======== Data for processing
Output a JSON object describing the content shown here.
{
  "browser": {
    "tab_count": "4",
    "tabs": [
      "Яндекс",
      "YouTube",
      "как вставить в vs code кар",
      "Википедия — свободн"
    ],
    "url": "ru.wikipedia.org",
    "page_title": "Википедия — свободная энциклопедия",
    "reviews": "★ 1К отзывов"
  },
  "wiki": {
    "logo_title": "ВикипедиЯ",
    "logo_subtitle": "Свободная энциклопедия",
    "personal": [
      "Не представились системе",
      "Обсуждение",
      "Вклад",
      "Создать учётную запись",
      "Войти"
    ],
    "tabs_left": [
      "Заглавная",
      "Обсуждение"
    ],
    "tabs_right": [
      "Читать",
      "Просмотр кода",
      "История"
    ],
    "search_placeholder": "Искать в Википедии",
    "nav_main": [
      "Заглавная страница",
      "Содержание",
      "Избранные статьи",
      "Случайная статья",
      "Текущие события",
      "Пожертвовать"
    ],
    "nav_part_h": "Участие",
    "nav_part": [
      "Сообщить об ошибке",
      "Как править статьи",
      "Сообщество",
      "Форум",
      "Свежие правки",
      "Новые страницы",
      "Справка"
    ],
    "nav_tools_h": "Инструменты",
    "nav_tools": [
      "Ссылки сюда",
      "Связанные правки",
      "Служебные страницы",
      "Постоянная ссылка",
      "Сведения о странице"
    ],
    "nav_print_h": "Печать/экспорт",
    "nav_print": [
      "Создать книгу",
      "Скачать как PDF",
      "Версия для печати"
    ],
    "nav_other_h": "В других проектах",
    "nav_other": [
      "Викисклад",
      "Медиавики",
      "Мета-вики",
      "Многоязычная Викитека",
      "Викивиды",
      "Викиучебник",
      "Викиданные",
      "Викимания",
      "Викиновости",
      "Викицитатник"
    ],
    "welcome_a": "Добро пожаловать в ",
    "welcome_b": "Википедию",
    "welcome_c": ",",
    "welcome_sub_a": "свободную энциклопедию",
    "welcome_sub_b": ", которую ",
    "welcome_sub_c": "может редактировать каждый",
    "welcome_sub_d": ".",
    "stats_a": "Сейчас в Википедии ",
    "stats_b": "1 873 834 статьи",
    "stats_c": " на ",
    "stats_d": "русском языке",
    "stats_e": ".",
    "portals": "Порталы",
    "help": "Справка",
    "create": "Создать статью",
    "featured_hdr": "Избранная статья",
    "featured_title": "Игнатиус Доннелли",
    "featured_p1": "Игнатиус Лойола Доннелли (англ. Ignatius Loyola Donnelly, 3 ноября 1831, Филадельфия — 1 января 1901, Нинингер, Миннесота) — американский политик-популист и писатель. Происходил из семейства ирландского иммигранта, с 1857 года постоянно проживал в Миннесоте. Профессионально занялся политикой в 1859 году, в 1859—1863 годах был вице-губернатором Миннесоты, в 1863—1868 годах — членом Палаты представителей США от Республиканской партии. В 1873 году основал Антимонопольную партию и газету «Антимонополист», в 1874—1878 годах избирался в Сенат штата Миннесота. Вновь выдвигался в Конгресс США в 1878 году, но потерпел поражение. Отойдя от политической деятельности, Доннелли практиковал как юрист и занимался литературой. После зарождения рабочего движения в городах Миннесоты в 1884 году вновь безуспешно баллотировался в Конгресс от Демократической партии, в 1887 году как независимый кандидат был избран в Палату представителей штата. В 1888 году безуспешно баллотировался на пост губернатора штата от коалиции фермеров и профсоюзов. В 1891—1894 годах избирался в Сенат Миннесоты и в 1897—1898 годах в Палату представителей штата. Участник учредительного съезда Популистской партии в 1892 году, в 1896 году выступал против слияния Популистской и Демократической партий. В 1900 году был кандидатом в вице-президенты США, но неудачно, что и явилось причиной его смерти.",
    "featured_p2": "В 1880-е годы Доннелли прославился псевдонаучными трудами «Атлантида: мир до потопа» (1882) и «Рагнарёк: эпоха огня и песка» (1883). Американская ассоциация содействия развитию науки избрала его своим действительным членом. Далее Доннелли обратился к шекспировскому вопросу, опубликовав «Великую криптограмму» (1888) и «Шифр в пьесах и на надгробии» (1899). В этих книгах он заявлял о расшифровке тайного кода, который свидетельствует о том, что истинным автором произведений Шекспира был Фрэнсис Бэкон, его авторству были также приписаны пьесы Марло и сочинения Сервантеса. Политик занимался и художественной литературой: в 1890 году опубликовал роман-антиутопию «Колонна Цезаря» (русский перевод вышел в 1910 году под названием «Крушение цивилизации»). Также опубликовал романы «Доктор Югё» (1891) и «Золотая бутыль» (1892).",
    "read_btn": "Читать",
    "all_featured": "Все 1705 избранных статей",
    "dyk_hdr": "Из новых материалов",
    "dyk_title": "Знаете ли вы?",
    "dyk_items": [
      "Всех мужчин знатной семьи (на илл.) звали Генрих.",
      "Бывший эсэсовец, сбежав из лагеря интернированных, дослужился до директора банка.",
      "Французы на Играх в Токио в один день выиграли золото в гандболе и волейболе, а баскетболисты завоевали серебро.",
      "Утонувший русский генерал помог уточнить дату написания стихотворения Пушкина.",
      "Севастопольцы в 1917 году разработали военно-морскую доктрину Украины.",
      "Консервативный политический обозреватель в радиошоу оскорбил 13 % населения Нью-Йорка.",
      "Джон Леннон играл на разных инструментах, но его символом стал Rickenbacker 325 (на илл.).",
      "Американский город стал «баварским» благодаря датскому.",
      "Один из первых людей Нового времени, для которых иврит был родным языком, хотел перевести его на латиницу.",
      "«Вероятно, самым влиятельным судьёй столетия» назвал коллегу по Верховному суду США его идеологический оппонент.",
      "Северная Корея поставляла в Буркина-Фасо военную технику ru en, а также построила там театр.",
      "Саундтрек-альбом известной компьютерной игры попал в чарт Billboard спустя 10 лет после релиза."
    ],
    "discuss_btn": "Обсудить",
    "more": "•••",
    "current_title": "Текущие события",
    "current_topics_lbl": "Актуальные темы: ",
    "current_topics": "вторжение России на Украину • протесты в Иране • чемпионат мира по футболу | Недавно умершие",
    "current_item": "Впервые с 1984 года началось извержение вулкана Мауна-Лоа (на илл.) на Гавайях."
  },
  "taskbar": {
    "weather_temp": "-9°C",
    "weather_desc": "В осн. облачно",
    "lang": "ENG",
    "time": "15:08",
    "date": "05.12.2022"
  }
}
================
**Goal of the exercise:**
Transcribe the material exactly as it reads.

**Response to this task:**
Output a JSON object describing the content shown here.
{
  "browser": {
    "tab_count": "4",
    "tabs": [
      "Яндекс",
      "YouTube",
      "как вставить в vs code кар",
      "Википедия — свободн"
    ],
    "url": "ru.wikipedia.org",
    "page_title": "Википедия — свободная энциклопедия",
    "reviews": "★ 1К отзывов"
  },
  "wiki": {
    "logo_title": "ВикипедиЯ",
    "logo_subtitle": "Свободная энциклопедия",
    "personal": [
      "Не представились системе",
      "Обсуждение",
      "Вклад",
      "Создать учётную запись",
      "Войти"
    ],
    "tabs_left": [
      "Заглавная",
      "Обсуждение"
    ],
    "tabs_right": [
      "Читать",
      "Просмотр кода",
      "История"
    ],
    "search_placeholder": "Искать в Википедии",
    "nav_main": [
      "Заглавная страница",
      "Содержание",
      "Избранные статьи",
      "Случайная статья",
      "Текущие события",
      "Пожертвовать"
    ],
    "nav_part_h": "Участие",
    "nav_part": [
      "Сообщить об ошибке",
      "Как править статьи",
      "Сообщество",
      "Форум",
      "Свежие правки",
      "Новые страницы",
      "Справка"
    ],
    "nav_tools_h": "Инструменты",
    "nav_tools": [
      "Ссылки сюда",
      "Связанные правки",
      "Служебные страницы",
      "Постоянная ссылка",
      "Сведения о странице"
    ],
    "nav_print_h": "Печать/экспорт",
    "nav_print": [
      "Создать книгу",
      "Скачать как PDF",
      "Версия для печати"
    ],
    "nav_other_h": "В других проектах",
    "nav_other": [
      "Викисклад",
      "Медиавики",
      "Мета-вики",
      "Многоязычная Викитека",
      "Викивиды",
      "Викиучебник",
      "Викиданные",
      "Викимания",
      "Викиновости",
      "Викицитатник"
    ],
    "welcome_a": "Добро пожаловать в ",
    "welcome_b": "Википедию",
    "welcome_c": ",",
    "welcome_sub_a": "свободную энциклопедию",
    "welcome_sub_b": ", которую ",
    "welcome_sub_c": "может редактировать каждый",
    "welcome_sub_d": ".",
    "stats_a": "Сейчас в Википедии ",
    "stats_b": "1 873 834 статьи",
    "stats_c": " на ",
    "stats_d": "русском языке",
    "stats_e": ".",
    "portals": "Порталы",
    "help": "Справка",
    "create": "Создать статью",
    "featured_hdr": "Избранная статья",
    "featured_title": "Игнатиус Доннелли",
    "featured_p1": "Игнатиус Лойола Доннелли (англ. Ignatius Loyola Donnelly, 3 ноября 1831, Филадельфия — 1 января 1901, Нинингер, Миннесота) — американский политик-популист и писатель. Происходил из семейства ирландского иммигранта, с 1857 года постоянно проживал в Миннесоте. Профессионально занялся политикой в 1859 году, в 1859—1863 годах был вице-губернатором Миннесоты, в 1863—1868 годах — членом Палаты представителей США от Республиканской партии. В 1873 году основал Антимонопольную партию и газету «Антимонополист», в 1874—1878 годах избирался в Сенат штата Миннесота. Вновь выдвигался в Конгресс США в 1878 году, но потерпел поражение. Отойдя от политической деятельности, Доннелли практиковал как юрист и занимался литературой. После зарождения рабочего движения в городах Миннесоты в 1884 году вновь безуспешно баллотировался в Конгресс от Демократической партии, в 1887 году как независимый кандидат был избран в Палату представителей штата. В 1888 году безуспешно баллотировался на пост губернатора штата от коалиции фермеров и профсоюзов. В 1891—1894 годах избирался в Сенат Миннесоты и в 1897—1898 годах в Палату представителей штата. Участник учредительного съезда Популистской партии в 1892 году, в 1896 году выступал против слияния Популистской и Демократической партий. В 1900 году был кандидатом в вице-президенты США, но неудачно, что и явилось причиной его смерти.",
    "featured_p2": "В 1880-е годы Доннелли прославился псевдонаучными трудами «Атлантида: мир до потопа» (1882) и «Рагнарёк: эпоха огня и песка» (1883). Американская ассоциация содействия развитию науки избрала его своим действительным членом. Далее Доннелли обратился к шекспировскому вопросу, опубликовав «Великую криптограмму» (1888) и «Шифр в пьесах и на надгробии» (1899). В этих книгах он заявлял о расшифровке тайного кода, который свидетельствует о том, что истинным автором произведений Шекспира был Фрэнсис Бэкон, его авторству были также приписаны пьесы Марло и сочинения Сервантеса. Политик занимался и художественной литературой: в 1890 году опубликовал роман-антиутопию «Колонна Цезаря» (русский перевод вышел в 1910 году под названием «Крушение цивилизации»). Также опубликовал романы «Доктор Югё» (1891) и «Золотая бутыль» (1892).",
    "read_btn": "Читать",
    "all_featured": "Все 1705 избранных статей",
    "dyk_hdr": "Из новых материалов",
    "dyk_title": "Знаете ли вы?",
    "dyk_items": [
      "Всех мужчин знатной семьи (на илл.) звали Генрих.",
      "Бывший эсэсовец, сбежав из лагеря интернированных, дослужился до директора банка.",
      "Французы на Играх в Токио в один день выиграли золото в гандболе и волейболе, а баскетболисты завоевали серебро.",
      "Утонувший русский генерал помог уточнить дату написания стихотворения Пушкина.",
      "Севастопольцы в 1917 году разработали военно-морскую доктрину Украины.",
      "Консервативный политический обозреватель в радиошоу оскорбил 13 % населения Нью-Йорка.",
      "Джон Леннон играл на разных инструментах, но его символом стал Rickenbacker 325 (на илл.).",
      "Американский город стал «баварским» благодаря датскому.",
      "Один из первых людей Нового времени, для которых иврит был родным языком, хотел перевести его на латиницу.",
      "«Вероятно, самым влиятельным судьёй столетия» назвал коллегу по Верховному суду США его идеологический оппонент.",
      "Северная Корея поставляла в Буркина-Фасо военную технику ru en, а также построила там театр.",
      "Саундтрек-альбом известной компьютерной игры попал в чарт Billboard спустя 10 лет после релиза."
    ],
    "discuss_btn": "Обсудить",
    "more": "•••",
    "current_title": "Текущие события",
    "current_topics_lbl": "Актуальные темы: ",
    "current_topics": "вторжение России на Украину • протесты в Иране • чемпионат мира по футболу | Недавно умершие",
    "current_item": "Впервые с 1984 года началось извержение вулкана Мауна-Лоа (на илл.) на Гавайях."
  },
  "taskbar": {
    "weather_temp": "-9°C",
    "weather_desc": "В осн. облачно",
    "lang": "ENG",
    "time": "15:08",
    "date": "05.12.2022"
  }
}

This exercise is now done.